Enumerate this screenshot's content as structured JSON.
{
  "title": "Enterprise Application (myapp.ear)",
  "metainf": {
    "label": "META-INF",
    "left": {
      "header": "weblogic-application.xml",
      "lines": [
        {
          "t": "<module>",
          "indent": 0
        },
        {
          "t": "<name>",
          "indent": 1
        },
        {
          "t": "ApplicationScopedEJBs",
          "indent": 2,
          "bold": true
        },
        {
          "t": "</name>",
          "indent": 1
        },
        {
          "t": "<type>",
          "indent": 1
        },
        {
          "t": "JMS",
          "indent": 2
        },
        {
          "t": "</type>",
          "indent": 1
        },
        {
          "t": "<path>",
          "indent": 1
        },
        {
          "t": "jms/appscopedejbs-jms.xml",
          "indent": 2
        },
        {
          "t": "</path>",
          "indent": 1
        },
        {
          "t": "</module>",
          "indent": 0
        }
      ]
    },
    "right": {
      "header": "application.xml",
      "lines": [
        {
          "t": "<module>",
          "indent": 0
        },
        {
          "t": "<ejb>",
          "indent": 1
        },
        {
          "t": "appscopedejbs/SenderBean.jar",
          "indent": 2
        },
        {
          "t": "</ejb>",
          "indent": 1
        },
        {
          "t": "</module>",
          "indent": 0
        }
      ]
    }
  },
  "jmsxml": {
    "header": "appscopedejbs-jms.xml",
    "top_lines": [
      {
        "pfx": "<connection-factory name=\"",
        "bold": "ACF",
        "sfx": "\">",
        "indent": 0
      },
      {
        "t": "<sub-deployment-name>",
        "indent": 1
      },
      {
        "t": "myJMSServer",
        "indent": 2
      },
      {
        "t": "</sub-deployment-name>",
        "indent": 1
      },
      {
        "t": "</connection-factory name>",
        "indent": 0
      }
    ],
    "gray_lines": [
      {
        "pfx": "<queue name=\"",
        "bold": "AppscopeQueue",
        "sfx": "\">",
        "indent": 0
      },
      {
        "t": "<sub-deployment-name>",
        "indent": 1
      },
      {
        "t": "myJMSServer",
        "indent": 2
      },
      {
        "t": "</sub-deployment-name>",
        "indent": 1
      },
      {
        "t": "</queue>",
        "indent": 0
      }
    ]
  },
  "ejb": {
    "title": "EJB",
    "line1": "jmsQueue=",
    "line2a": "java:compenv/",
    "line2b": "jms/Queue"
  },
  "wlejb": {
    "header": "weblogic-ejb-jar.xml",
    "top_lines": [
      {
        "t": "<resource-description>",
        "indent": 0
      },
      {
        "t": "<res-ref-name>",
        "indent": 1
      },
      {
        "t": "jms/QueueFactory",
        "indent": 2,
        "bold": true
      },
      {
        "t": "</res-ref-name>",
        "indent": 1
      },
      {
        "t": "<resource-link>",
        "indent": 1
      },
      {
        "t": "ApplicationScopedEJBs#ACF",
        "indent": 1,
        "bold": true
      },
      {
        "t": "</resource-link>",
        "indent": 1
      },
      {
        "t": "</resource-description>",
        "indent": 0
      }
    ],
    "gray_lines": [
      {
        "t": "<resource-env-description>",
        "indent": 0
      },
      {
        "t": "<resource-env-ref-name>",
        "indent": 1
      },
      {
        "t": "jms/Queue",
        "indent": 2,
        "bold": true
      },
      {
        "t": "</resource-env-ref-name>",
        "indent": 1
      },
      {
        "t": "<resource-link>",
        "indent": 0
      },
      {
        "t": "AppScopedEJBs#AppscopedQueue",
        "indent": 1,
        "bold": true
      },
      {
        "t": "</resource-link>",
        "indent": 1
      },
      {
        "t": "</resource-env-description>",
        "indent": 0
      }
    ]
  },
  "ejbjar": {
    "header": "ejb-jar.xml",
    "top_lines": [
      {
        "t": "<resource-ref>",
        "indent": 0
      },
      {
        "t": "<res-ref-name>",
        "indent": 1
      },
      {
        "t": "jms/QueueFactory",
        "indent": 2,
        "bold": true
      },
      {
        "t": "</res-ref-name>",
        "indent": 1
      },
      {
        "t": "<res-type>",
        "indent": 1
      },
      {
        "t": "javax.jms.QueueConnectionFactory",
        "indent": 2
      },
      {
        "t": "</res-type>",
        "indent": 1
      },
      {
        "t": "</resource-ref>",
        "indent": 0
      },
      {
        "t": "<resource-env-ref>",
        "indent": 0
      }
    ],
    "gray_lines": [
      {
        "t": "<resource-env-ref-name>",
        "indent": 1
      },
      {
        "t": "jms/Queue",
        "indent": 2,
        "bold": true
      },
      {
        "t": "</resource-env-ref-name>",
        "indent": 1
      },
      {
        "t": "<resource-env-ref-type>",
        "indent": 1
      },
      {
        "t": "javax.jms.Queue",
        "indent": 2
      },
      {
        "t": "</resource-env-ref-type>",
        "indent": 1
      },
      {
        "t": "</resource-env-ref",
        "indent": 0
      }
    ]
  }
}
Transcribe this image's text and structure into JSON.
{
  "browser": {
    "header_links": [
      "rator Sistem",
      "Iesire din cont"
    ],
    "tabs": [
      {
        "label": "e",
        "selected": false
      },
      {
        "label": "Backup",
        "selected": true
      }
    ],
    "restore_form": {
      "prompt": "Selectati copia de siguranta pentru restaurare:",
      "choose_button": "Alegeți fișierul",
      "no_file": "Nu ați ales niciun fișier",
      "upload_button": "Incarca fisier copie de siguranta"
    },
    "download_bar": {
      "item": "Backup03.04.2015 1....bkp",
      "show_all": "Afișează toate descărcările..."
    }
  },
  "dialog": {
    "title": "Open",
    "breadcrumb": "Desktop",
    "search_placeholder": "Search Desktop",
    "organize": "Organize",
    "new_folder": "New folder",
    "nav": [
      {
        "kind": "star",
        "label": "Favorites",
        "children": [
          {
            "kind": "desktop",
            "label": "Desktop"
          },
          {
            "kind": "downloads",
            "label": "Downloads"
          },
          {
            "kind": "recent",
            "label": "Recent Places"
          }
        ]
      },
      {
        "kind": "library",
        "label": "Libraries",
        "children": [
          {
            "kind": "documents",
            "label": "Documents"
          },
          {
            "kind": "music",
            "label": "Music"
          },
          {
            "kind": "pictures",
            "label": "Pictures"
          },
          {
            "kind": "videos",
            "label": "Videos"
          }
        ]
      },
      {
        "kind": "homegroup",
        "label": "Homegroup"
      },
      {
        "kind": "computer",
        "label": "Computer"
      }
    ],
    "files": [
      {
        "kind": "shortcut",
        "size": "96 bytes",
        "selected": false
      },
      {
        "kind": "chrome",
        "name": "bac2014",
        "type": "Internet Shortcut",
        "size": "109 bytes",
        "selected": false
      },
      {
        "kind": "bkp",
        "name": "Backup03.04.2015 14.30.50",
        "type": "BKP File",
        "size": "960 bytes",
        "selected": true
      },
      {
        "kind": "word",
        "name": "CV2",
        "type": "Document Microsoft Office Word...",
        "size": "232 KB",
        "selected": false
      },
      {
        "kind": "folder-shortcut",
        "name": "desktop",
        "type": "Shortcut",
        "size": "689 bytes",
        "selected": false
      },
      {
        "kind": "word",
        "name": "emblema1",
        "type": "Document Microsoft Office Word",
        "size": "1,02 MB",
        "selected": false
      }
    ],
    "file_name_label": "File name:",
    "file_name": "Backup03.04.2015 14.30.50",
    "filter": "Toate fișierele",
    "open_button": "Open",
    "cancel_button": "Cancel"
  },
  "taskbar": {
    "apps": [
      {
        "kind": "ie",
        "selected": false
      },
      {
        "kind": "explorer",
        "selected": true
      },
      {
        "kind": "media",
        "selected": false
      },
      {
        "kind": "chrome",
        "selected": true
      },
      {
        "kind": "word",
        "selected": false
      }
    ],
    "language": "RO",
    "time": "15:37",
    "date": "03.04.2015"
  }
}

§ Written instruction: Each line must be given again exactly as written above.

§ Result of this task:
Enumerate this screenshot's content as structured JSON.
{
  "title": "Enterprise Application (myapp.ear)",
  "metainf": {
    "label": "META-INF",
    "left": {
      "header": "weblogic-application.xml",
      "lines": [
        {
          "t": "<module>",
          "indent": 0
        },
        {
          "t": "<name>",
          "indent": 1
        },
        {
          "t": "ApplicationScopedEJBs",
          "indent": 2,
          "bold": true
        },
        {
          "t": "</name>",
          "indent": 1
        },
        {
          "t": "<type>",
          "indent": 1
        },
        {
          "t": "JMS",
          "indent": 2
        },
        {
          "t": "</type>",
          "indent": 1
        },
        {
          "t": "<path>",
          "indent": 1
        },
        {
          "t": "jms/appscopedejbs-jms.xml",
          "indent": 2
        },
        {
          "t": "</path>",
          "indent": 1
        },
        {
          "t": "</module>",
          "indent": 0
        }
      ]
    },
    "right": {
      "header": "application.xml",
      "lines": [
        {
          "t": "<module>",
          "indent": 0
        },
        {
          "t": "<ejb>",
          "indent": 1
        },
        {
          "t": "appscopedejbs/SenderBean.jar",
          "indent": 2
        },
        {
          "t": "</ejb>",
          "indent": 1
        },
        {
          "t": "</module>",
          "indent": 0
        }
      ]
    }
  },
  "jmsxml": {
    "header": "appscopedejbs-jms.xml",
    "top_lines": [
      {
        "pfx": "<connection-factory name=\"",
        "bold": "ACF",
        "sfx": "\">",
        "indent": 0
      },
      {
        "t": "<sub-deployment-name>",
        "indent": 1
      },
      {
        "t": "myJMSServer",
        "indent": 2
      },
      {
        "t": "</sub-deployment-name>",
        "indent": 1
      },
      {
        "t": "</connection-factory name>",
        "indent": 0
      }
    ],
    "gray_lines": [
      {
        "pfx": "<queue name=\"",
        "bold": "AppscopeQueue",
        "sfx": "\">",
        "indent": 0
      },
      {
        "t": "<sub-deployment-name>",
        "indent": 1
      },
      {
        "t": "myJMSServer",
        "indent": 2
      },
      {
        "t": "</sub-deployment-name>",
        "indent": 1
      },
      {
        "t": "</queue>",
        "indent": 0
      }
    ]
  },
  "ejb": {
    "title": "EJB",
    "line1": "jmsQueue=",
    "line2a": "java:compenv/",
    "line2b": "jms/Queue"
  },
  "wlejb": {
    "header": "weblogic-ejb-jar.xml",
    "top_lines": [
      {
        "t": "<resource-description>",
        "indent": 0
      },
      {
        "t": "<res-ref-name>",
        "indent": 1
      },
      {
        "t": "jms/QueueFactory",
        "indent": 2,
        "bold": true
      },
      {
        "t": "</res-ref-name>",
        "indent": 1
      },
      {
        "t": "<resource-link>",
        "indent": 1
      },
      {
        "t": "ApplicationScopedEJBs#ACF",
        "indent": 1,
        "bold": true
      },
      {
        "t": "</resource-link>",
        "indent": 1
      },
      {
        "t": "</resource-description>",
        "indent": 0
      }
    ],
    "gray_lines": [
      {
        "t": "<resource-env-description>",
        "indent": 0
      },
      {
        "t": "<resource-env-ref-name>",
        "indent": 1
      },
      {
        "t": "jms/Queue",
        "indent": 2,
        "bold": true
      },
      {
        "t": "</resource-env-ref-name>",
        "indent": 1
      },
      {
        "t": "<resource-link>",
        "indent": 0
      },
      {
        "t": "AppScopedEJBs#AppscopedQueue",
        "indent": 1,
        "bold": true
      },
      {
        "t": "</resource-link>",
        "indent": 1
      },
      {
        "t": "</resource-env-description>",
        "indent": 0
      }
    ]
  },
  "ejbjar": {
    "header": "ejb-jar.xml",
    "top_lines": [
      {
        "t": "<resource-ref>",
        "indent": 0
      },
      {
        "t": "<res-ref-name>",
        "indent": 1
      },
      {
        "t": "jms/QueueFactory",
        "indent": 2,
        "bold": true
      },
      {
        "t": "</res-ref-name>",
        "indent": 1
      },
      {
        "t": "<res-type>",
        "indent": 1
      },
      {
        "t": "javax.jms.QueueConnectionFactory",
        "indent": 2
      },
      {
        "t": "</res-type>",
        "indent": 1
      },
      {
        "t": "</resource-ref>",
        "indent": 0
      },
      {
        "t": "<resource-env-ref>",
        "indent": 0
      }
    ],
    "gray_lines": [
      {
        "t": "<resource-env-ref-name>",
        "indent": 1
      },
      {
        "t": "jms/Queue",
        "indent": 2,
        "bold": true
      },
      {
        "t": "</resource-env-ref-name>",
        "indent": 1
      },
      {
        "t": "<resource-env-ref-type>",
        "indent": 1
      },
      {
        "t": "javax.jms.Queue",
        "indent": 2
      },
      {
        "t": "</resource-env-ref-type>",
        "indent": 1
      },
      {
        "t": "</resource-env-ref",
        "indent": 0
      }
    ]
  }
}
Transcribe this image's text and structure into JSON.
{
  "browser": {
    "header_links": [
      "rator Sistem",
      "Iesire din cont"
    ],
    "tabs": [
      {
        "label": "e",
        "selected": false
      },
      {
        "label": "Backup",
        "selected": true
      }
    ],
    "restore_form": {
      "prompt": "Selectati copia de siguranta pentru restaurare:",
      "choose_button": "Alegeți fișierul",
      "no_file": "Nu ați ales niciun fișier",
      "upload_button": "Incarca fisier copie de siguranta"
    },
    "download_bar": {
      "item": "Backup03.04.2015 1....bkp",
      "show_all": "Afișează toate descărcările..."
    }
  },
  "dialog": {
    "title": "Open",
    "breadcrumb": "Desktop",
    "search_placeholder": "Search Desktop",
    "organize": "Organize",
    "new_folder": "New folder",
    "nav": [
      {
        "kind": "star",
        "label": "Favorites",
        "children": [
          {
            "kind": "desktop",
            "label": "Desktop"
          },
          {
            "kind": "downloads",
            "label": "Downloads"
          },
          {
            "kind": "recent",
            "label": "Recent Places"
          }
        ]
      },
      {
        "kind": "library",
        "label": "Libraries",
        "children": [
          {
            "kind": "documents",
            "label": "Documents"
          },
          {
            "kind": "music",
            "label": "Music"
          },
          {
            "kind": "pictures",
            "label": "Pictures"
          },
          {
            "kind": "videos",
            "label": "Videos"
          }
        ]
      },
      {
        "kind": "homegroup",
        "label": "Homegroup"
      },
      {
        "kind": "computer",
        "label": "Computer"
      }
    ],
    "files": [
      {
        "kind": "shortcut",
        "size": "96 bytes",
        "selected": false
      },
      {
        "kind": "chrome",
        "name": "bac2014",
        "type": "Internet Shortcut",
        "size": "109 bytes",
        "selected": false
      },
      {
        "kind": "bkp",
        "name": "Backup03.04.2015 14.30.50",
        "type": "BKP File",
        "size": "960 bytes",
        "selected": true
      },
      {
        "kind": "word",
        "name": "CV2",
        "type": "Document Microsoft Office Word...",
        "size": "232 KB",
        "selected": false
      },
      {
        "kind": "folder-shortcut",
        "name": "desktop",
        "type": "Shortcut",
        "size": "689 bytes",
        "selected": false
      },
      {
        "kind": "word",
        "name": "emblema1",
        "type": "Document Microsoft Office Word",
        "size": "1,02 MB",
        "selected": false
      }
    ],
    "file_name_label": "File name:",
    "file_name": "Backup03.04.2015 14.30.50",
    "filter": "Toate fișierele",
    "open_button": "Open",
    "cancel_button": "Cancel"
  },
  "taskbar": {
    "apps": [
      {
        "kind": "ie",
        "selected": false
      },
      {
        "kind": "explorer",
        "selected": true
      },
      {
        "kind": "media",
        "selected": false
      },
      {
        "kind": "chrome",
        "selected": true
      },
      {
        "kind": "word",
        "selected": false
      }
    ],
    "language": "RO",
    "time": "15:37",
    "date": "03.04.2015"
  }
}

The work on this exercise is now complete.